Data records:

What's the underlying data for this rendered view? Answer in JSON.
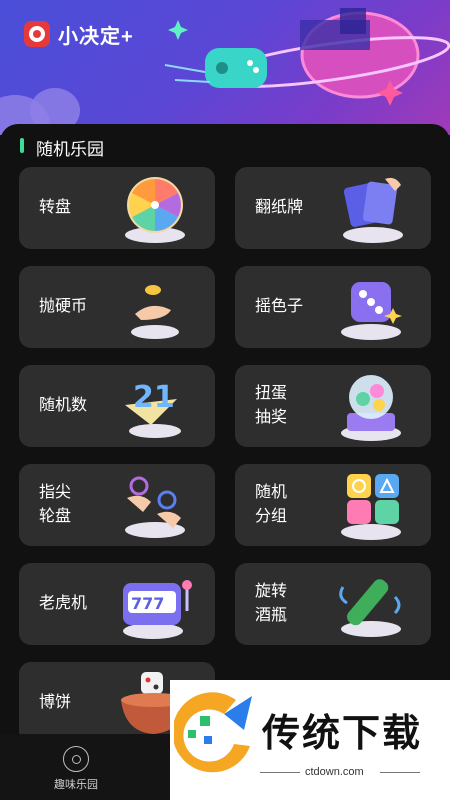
{
  "app": {
    "title": "小决定+"
  },
  "section": {
    "title": "随机乐园"
  },
  "cards": [
    {
      "label": "转盘"
    },
    {
      "label": "翻纸牌"
    },
    {
      "label": "抛硬币"
    },
    {
      "label": "摇色子"
    },
    {
      "label": "随机数",
      "art_text": "21"
    },
    {
      "line1": "扭蛋",
      "line2": "抽奖"
    },
    {
      "line1": "指尖",
      "line2": "轮盘"
    },
    {
      "line1": "随机",
      "line2": "分组"
    },
    {
      "label": "老虎机",
      "art_text": "777"
    },
    {
      "line1": "旋转",
      "line2": "酒瓶"
    },
    {
      "label": "博饼"
    }
  ],
  "bottom_nav": {
    "label": "趣味乐园"
  },
  "watermark": {
    "text": "传统下载",
    "url": "ctdown.com"
  },
  "colors": {
    "accent": "#3ddc97",
    "card_bg": "#2e2e2e",
    "page_bg": "#111111",
    "banner": "#5a47d6"
  }
}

The task: Pick out the lines above that hold the string "label" and show them.

Problem solution:
      "label": "转盘"
      "label": "翻纸牌"
      "label": "抛硬币"
      "label": "摇色子"
      "label": "随机数",
      "label": "老虎机",
      "label": "博饼"
    "label": "趣味乐园"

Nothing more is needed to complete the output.